WRITTEN REQUEST: Without the images, output each record below as it stands.

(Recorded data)

# # # #

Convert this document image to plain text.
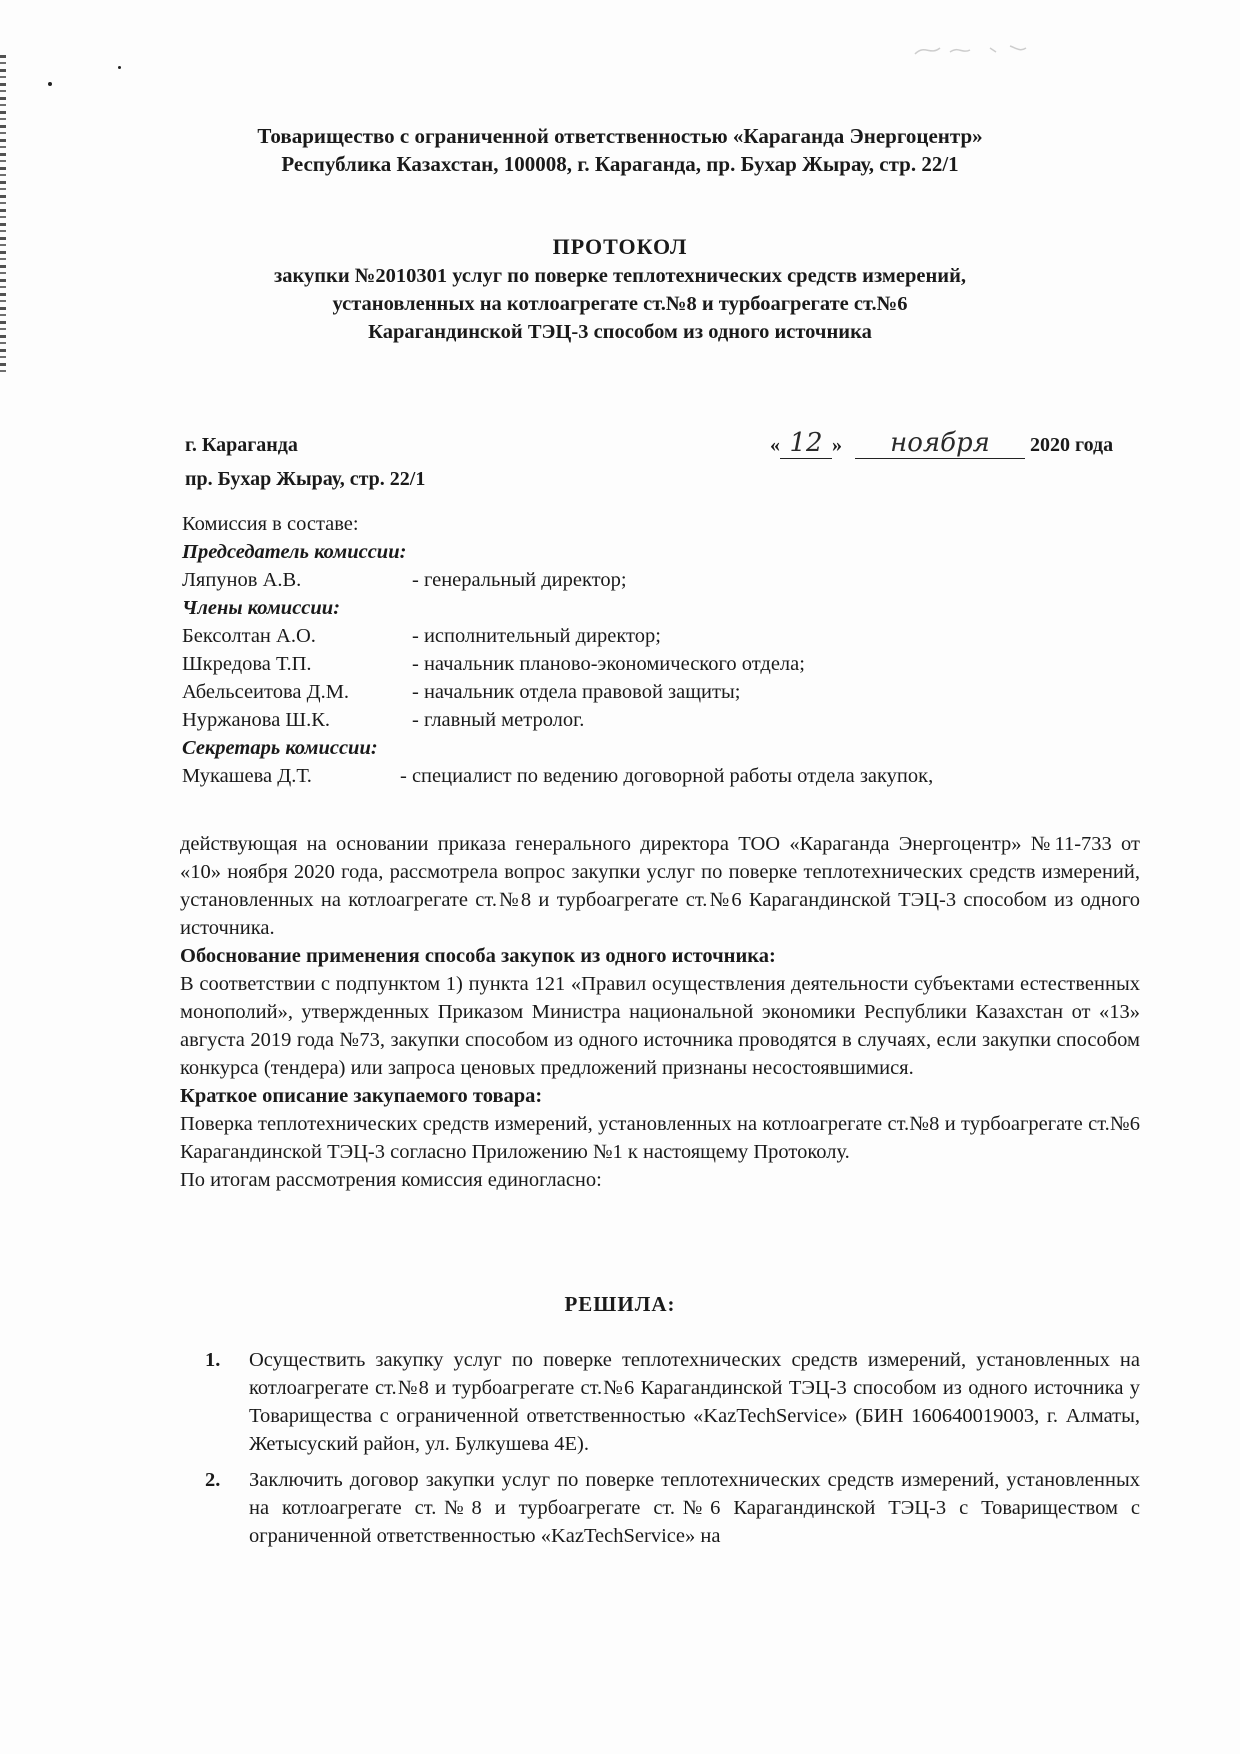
Товарищество с ограниченной ответственностью «Караганда Энергоцентр»
Республика Казахстан, 100008, г. Караганда, пр. Бухар Жырау, стр. 22/1
ПРОТОКОЛ
закупки №2010301 услуг по поверке теплотехнических средств измерений,
установленных на котлоагрегате ст.№8 и турбоагрегате ст.№6
Карагандинской ТЭЦ-3 способом из одного источника
г. Караганда
пр. Бухар Жырау, стр. 22/1
« 12 » ноября 2020 года
Комиссия в составе:
Председатель комиссии:
Ляпунов А.В.	- генеральный директор;
Члены комиссии:
Бексолтан А.О.	- исполнительный директор;
Шкредова Т.П.	- начальник планово-экономического отдела;
Абельсеитова Д.М.	- начальник отдела правовой защиты;
Нуржанова Ш.К.	- главный метролог.
Секретарь комиссии:
Мукашева Д.Т.	- специалист по ведению договорной работы отдела закупок,

действующая на основании приказа генерального директора ТОО «Караганда Энергоцентр» №11-733 от «10» ноября 2020 года, рассмотрела вопрос закупки услуг по поверке теплотехнических средств измерений, установленных на котлоагрегате ст.№8 и турбоагрегате ст.№6 Карагандинской ТЭЦ-3 способом из одного источника.

Обоснование применения способа закупок из одного источника:

В соответствии с подпунктом 1) пункта 121 «Правил осуществления деятельности субъектами естественных монополий», утвержденных Приказом Министра национальной экономики Республики Казахстан от «13» августа 2019 года №73, закупки способом из одного источника проводятся в случаях, если закупки способом конкурса (тендера) или запроса ценовых предложений признаны несостоявшимися.

Краткое описание закупаемого товара:

Поверка теплотехнических средств измерений, установленных на котлоагрегате ст.№8 и турбоагрегате ст.№6 Карагандинской ТЭЦ-3 согласно Приложению №1 к настоящему Протоколу.

По итогам рассмотрения комиссия единогласно:

РЕШИЛА:
1.	Осуществить закупку услуг по поверке теплотехнических средств измерений, установленных на котлоагрегате ст.№8 и турбоагрегате ст.№6 Карагандинской ТЭЦ-3 способом из одного источника у Товарищества с ограниченной ответственностью «KazTechService» (БИН 160640019003, г. Алматы, Жетысуский район, ул. Булкушева 4Е).
2.	Заключить договор закупки услуг по поверке теплотехнических средств измерений, установленных на котлоагрегате ст.№8 и турбоагрегате ст.№6 Карагандинской ТЭЦ-3 с Товариществом с ограниченной ответственностью «KazTechService» на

# # # #

WRITTEN RESPONSE:
Convert this document image to plain text.
Товарищество с ограниченной ответственностью «Караганда Энергоцентр»
Республика Казахстан, 100008, г. Караганда, пр. Бухар Жырау, стр. 22/1
ПРОТОКОЛ
закупки №2010301 услуг по поверке теплотехнических средств измерений,
установленных на котлоагрегате ст.№8 и турбоагрегате ст.№6
Карагандинской ТЭЦ-3 способом из одного источника
г. Караганда
пр. Бухар Жырау, стр. 22/1
« 12 » ноября 2020 года
Комиссия в составе:
Председатель комиссии:
Ляпунов А.В.	- генеральный директор;
Члены комиссии:
Бексолтан А.О.	- исполнительный директор;
Шкредова Т.П.	- начальник планово-экономического отдела;
Абельсеитова Д.М.	- начальник отдела правовой защиты;
Нуржанова Ш.К.	- главный метролог.
Секретарь комиссии:
Мукашева Д.Т.	- специалист по ведению договорной работы отдела закупок,

действующая на основании приказа генерального директора ТОО «Караганда Энергоцентр» №11-733 от «10» ноября 2020 года, рассмотрела вопрос закупки услуг по поверке теплотехнических средств измерений, установленных на котлоагрегате ст.№8 и турбоагрегате ст.№6 Карагандинской ТЭЦ-3 способом из одного источника.

Обоснование применения способа закупок из одного источника:

В соответствии с подпунктом 1) пункта 121 «Правил осуществления деятельности субъектами естественных монополий», утвержденных Приказом Министра национальной экономики Республики Казахстан от «13» августа 2019 года №73, закупки способом из одного источника проводятся в случаях, если закупки способом конкурса (тендера) или запроса ценовых предложений признаны несостоявшимися.

Краткое описание закупаемого товара:

Поверка теплотехнических средств измерений, установленных на котлоагрегате ст.№8 и турбоагрегате ст.№6 Карагандинской ТЭЦ-3 согласно Приложению №1 к настоящему Протоколу.

По итогам рассмотрения комиссия единогласно:

РЕШИЛА:
1.	Осуществить закупку услуг по поверке теплотехнических средств измерений, установленных на котлоагрегате ст.№8 и турбоагрегате ст.№6 Карагандинской ТЭЦ-3 способом из одного источника у Товарищества с ограниченной ответственностью «KazTechService» (БИН 160640019003, г. Алматы, Жетысуский район, ул. Булкушева 4Е).
2.	Заключить договор закупки услуг по поверке теплотехнических средств измерений, установленных на котлоагрегате ст.№8 и турбоагрегате ст.№6 Карагандинской ТЭЦ-3 с Товариществом с ограниченной ответственностью «KazTechService» на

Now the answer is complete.